SHORT TASK ::
From the listing below, pull out the lines that hold "说得很实在".

== RECORDS PROVIDED ==

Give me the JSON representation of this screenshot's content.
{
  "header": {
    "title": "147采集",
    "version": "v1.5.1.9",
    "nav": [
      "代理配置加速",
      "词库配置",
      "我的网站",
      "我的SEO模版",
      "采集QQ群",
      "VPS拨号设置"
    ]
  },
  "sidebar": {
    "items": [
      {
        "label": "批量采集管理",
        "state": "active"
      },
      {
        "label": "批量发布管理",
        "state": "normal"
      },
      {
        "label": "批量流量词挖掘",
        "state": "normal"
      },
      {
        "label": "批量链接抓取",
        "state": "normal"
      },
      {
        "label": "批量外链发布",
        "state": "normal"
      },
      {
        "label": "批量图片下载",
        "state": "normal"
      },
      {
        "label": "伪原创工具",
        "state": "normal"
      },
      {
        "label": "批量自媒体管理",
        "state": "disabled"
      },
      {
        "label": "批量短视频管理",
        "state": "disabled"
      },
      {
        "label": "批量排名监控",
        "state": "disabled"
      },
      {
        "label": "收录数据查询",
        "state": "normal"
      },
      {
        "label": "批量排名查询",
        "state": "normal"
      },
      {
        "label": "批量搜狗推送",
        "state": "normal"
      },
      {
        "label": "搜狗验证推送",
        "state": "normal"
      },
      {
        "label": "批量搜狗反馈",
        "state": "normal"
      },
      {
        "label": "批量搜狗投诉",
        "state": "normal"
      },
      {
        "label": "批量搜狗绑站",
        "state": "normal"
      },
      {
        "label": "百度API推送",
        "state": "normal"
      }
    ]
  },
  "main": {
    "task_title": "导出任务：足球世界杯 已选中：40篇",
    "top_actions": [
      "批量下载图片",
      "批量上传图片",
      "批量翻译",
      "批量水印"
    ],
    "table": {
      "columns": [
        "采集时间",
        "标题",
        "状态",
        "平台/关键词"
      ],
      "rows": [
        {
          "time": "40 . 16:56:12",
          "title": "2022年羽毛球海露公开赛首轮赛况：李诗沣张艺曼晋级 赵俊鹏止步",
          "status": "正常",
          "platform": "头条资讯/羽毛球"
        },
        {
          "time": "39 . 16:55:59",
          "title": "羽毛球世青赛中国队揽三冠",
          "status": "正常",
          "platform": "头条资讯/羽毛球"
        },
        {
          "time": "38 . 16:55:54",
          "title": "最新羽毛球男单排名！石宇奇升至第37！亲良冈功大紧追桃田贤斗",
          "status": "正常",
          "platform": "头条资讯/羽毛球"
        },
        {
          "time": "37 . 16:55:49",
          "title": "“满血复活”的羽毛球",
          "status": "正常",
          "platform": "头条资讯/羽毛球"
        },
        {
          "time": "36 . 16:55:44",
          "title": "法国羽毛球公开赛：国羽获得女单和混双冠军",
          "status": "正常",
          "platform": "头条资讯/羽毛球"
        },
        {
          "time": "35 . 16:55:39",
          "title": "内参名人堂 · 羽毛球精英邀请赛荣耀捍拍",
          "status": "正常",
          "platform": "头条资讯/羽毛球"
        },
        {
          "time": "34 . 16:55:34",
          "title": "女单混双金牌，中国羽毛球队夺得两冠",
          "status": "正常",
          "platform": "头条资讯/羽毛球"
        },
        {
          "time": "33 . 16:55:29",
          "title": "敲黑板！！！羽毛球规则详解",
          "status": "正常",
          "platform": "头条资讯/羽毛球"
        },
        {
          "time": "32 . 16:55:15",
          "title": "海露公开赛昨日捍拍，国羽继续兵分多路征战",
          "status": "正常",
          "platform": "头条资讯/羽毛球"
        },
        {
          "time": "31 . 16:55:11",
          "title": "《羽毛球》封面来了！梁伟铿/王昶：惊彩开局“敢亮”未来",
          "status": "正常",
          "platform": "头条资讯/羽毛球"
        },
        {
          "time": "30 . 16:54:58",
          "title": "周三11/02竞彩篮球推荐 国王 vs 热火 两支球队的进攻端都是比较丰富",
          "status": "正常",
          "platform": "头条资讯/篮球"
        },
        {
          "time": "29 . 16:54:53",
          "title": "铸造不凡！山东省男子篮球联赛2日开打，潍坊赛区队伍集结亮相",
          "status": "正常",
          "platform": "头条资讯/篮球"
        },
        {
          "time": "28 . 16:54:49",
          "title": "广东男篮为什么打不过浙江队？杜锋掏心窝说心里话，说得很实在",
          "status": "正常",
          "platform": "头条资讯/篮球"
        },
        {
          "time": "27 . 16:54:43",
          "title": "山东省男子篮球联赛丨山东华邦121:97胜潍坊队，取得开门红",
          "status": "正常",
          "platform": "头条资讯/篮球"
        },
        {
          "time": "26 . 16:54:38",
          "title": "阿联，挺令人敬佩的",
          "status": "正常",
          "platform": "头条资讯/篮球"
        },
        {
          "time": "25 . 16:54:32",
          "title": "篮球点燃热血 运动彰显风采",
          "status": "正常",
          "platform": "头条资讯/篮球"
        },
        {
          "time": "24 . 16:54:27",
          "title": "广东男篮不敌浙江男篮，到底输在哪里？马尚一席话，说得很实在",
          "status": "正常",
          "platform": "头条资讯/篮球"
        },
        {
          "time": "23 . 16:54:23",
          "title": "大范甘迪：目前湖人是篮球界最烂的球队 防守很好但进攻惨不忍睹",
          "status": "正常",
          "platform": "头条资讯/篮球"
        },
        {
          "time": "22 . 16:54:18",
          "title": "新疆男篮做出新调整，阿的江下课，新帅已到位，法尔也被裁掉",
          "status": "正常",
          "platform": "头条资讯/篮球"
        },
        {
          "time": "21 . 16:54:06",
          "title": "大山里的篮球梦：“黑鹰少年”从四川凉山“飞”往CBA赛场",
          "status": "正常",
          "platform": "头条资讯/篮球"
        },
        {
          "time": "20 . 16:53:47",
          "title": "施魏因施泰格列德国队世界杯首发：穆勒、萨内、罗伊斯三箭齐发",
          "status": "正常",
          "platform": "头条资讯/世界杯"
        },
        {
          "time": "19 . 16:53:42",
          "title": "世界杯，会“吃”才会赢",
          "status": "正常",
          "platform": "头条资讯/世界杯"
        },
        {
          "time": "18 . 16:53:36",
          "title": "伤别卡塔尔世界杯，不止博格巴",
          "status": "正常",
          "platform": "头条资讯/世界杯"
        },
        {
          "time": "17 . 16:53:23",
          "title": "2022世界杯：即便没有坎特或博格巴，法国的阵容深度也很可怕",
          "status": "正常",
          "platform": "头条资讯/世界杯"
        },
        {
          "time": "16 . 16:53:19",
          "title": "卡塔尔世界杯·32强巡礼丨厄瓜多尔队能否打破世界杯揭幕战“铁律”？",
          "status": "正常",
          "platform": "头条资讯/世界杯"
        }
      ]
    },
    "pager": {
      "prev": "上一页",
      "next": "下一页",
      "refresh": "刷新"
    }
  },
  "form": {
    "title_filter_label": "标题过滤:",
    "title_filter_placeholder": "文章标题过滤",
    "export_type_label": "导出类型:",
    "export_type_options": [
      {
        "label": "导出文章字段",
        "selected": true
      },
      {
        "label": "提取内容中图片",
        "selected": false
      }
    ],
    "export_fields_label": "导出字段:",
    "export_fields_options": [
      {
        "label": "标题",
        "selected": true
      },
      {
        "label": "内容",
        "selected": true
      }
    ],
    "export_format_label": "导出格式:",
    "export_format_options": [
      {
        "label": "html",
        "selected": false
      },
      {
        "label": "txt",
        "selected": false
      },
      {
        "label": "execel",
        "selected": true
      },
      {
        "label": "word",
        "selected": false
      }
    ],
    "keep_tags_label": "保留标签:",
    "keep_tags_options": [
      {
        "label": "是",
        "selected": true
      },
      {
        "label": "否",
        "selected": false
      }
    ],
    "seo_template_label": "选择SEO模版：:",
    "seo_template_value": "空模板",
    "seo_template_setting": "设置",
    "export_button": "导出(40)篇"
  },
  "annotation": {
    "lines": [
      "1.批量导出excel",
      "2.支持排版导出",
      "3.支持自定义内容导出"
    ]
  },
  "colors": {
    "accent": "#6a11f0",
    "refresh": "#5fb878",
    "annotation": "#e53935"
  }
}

===

ANSWER TO THIS EXERCISE ::
          "title": "广东男篮为什么打不过浙江队？杜锋掏心窝说心里话，说得很实在",
          "title": "广东男篮不敌浙江男篮，到底输在哪里？马尚一席话，说得很实在",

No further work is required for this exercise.